● **TASK OBJECTIVE**
Below are records to be output exactly, every one of them.

%%

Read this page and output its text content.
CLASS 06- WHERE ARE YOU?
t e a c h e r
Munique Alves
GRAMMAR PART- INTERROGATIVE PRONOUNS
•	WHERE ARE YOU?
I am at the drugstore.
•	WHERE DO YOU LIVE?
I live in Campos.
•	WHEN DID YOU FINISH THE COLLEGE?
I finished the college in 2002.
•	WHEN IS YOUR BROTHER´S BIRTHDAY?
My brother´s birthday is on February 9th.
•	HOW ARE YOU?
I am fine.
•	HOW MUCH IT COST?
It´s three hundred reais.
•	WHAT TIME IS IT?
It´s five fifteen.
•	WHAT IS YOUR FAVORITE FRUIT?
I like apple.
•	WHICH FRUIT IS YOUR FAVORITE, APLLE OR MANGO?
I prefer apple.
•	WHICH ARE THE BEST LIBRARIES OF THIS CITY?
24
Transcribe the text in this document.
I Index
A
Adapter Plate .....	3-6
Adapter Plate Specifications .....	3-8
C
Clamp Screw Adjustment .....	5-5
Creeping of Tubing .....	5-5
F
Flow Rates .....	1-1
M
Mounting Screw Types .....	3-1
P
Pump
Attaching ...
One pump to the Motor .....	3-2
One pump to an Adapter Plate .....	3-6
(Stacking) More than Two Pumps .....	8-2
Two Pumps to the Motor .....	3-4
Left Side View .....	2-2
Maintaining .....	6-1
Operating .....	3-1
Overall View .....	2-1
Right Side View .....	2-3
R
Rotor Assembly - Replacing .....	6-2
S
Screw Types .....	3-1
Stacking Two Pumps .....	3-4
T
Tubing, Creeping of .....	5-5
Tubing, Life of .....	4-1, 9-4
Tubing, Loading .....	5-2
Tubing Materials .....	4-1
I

%%

● **FULL ANSWER**
Read this page and output its text content.
CLASS 06- WHERE ARE YOU?
t e a c h e r
Munique Alves
GRAMMAR PART- INTERROGATIVE PRONOUNS
•	WHERE ARE YOU?
I am at the drugstore.
•	WHERE DO YOU LIVE?
I live in Campos.
•	WHEN DID YOU FINISH THE COLLEGE?
I finished the college in 2002.
•	WHEN IS YOUR BROTHER´S BIRTHDAY?
My brother´s birthday is on February 9th.
•	HOW ARE YOU?
I am fine.
•	HOW MUCH IT COST?
It´s three hundred reais.
•	WHAT TIME IS IT?
It´s five fifteen.
•	WHAT IS YOUR FAVORITE FRUIT?
I like apple.
•	WHICH FRUIT IS YOUR FAVORITE, APLLE OR MANGO?
I prefer apple.
•	WHICH ARE THE BEST LIBRARIES OF THIS CITY?
24
Transcribe the text in this document.
I Index
A
Adapter Plate .....	3-6
Adapter Plate Specifications .....	3-8
C
Clamp Screw Adjustment .....	5-5
Creeping of Tubing .....	5-5
F
Flow Rates .....	1-1
M
Mounting Screw Types .....	3-1
P
Pump
Attaching ...
One pump to the Motor .....	3-2
One pump to an Adapter Plate .....	3-6
(Stacking) More than Two Pumps .....	8-2
Two Pumps to the Motor .....	3-4
Left Side View .....	2-2
Maintaining .....	6-1
Operating .....	3-1
Overall View .....	2-1
Right Side View .....	2-3
R
Rotor Assembly - Replacing .....	6-2
S
Screw Types .....	3-1
Stacking Two Pumps .....	3-4
T
Tubing, Creeping of .....	5-5
Tubing, Life of .....	4-1, 9-4
Tubing, Loading .....	5-2
Tubing Materials .....	4-1
I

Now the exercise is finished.